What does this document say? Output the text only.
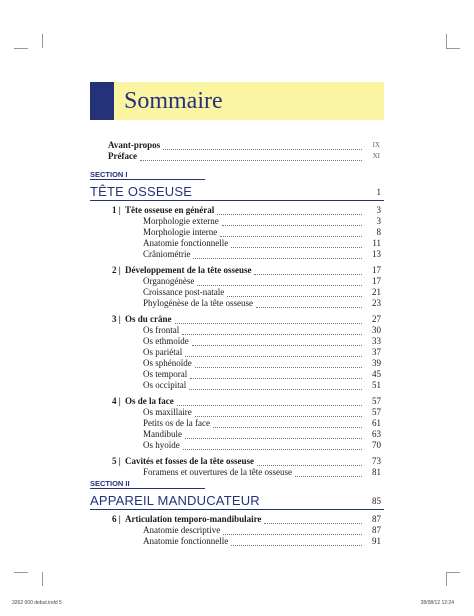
Sommaire
Avant-propos	IX
Préface	XI
SECTION I
TÊTE OSSEUSE	1
1 | Tête osseuse en général	3
Morphologie externe	3
Morphologie interne	8
Anatomie fonctionnelle	11
Crâniométrie	13
2 | Développement de la tête osseuse	17
Organogénèse	17
Croissance post-natale	21
Phylogénèse de la tête osseuse	23
3 | Os du crâne	27
Os frontal	30
Os ethmoïde	33
Os pariétal	37
Os sphénoïde	39
Os temporal	45
Os occipital	51
4 | Os de la face	57
Os maxillaire	57
Petits os de la face	61
Mandibule	63
Os hyoïde	70
5 | Cavités et fosses de la tête osseuse	73
Foramens et ouvertures de la tête osseuse	81
SECTION II
APPAREIL MANDUCATEUR	85
6 | Articulation temporo-mandibulaire	87
Anatomie descriptive	87
Anatomie fonctionnelle	91
3262 000 debut.indd 5	28/08/12 12:24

**Problem to work on**
Scan the material line by line and report each one that contains "Morphologie".

**Output of the exercise**
Morphologie externe	3
Morphologie interne	8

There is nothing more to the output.